TASK BRIEF:
From the records below, copy every line that contains the word "JSON".

DATA PROVIDED:

--------------------

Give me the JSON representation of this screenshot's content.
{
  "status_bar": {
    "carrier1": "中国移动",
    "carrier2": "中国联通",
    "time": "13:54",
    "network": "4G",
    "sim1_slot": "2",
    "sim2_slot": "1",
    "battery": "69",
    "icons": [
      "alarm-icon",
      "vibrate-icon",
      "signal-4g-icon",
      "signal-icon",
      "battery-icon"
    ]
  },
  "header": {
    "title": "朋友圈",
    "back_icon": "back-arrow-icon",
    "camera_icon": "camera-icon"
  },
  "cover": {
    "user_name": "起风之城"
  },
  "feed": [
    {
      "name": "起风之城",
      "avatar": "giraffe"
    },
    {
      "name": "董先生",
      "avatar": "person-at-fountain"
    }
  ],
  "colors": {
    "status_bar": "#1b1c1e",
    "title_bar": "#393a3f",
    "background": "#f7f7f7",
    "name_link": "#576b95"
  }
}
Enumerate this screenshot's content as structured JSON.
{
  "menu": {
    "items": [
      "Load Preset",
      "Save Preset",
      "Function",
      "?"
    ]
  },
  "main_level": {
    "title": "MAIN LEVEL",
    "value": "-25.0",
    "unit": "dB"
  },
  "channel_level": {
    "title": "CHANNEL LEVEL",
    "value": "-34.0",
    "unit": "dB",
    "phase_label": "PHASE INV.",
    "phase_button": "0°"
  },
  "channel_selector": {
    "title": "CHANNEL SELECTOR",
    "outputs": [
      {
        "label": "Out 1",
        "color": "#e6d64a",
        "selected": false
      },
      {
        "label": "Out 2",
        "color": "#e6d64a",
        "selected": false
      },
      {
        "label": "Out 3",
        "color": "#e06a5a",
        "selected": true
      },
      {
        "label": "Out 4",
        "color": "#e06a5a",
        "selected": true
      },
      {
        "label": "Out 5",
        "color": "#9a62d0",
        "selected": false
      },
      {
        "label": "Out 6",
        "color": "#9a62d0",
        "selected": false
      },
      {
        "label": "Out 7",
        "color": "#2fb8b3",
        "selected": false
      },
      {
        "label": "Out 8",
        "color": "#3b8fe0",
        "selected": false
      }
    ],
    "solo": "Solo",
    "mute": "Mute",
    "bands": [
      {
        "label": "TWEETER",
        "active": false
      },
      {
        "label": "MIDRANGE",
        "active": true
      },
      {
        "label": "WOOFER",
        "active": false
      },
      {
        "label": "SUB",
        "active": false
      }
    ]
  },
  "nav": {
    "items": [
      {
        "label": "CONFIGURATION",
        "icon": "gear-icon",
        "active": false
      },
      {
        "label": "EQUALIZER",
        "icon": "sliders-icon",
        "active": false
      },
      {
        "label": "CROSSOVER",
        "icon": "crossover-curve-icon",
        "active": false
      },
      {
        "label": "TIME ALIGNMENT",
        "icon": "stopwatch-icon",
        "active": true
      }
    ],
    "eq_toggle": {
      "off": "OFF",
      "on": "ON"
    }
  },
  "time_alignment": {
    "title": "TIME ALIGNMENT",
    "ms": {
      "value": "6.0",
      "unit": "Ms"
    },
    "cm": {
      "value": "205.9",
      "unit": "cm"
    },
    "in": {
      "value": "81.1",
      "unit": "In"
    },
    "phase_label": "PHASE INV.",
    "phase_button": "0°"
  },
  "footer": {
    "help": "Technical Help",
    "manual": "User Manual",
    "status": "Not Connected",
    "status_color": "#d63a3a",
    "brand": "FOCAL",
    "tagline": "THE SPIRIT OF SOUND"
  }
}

--------------------

OUTPUT FOR THIS TASK:
Give me the JSON representation of this screenshot's content.
Enumerate this screenshot's content as structured JSON.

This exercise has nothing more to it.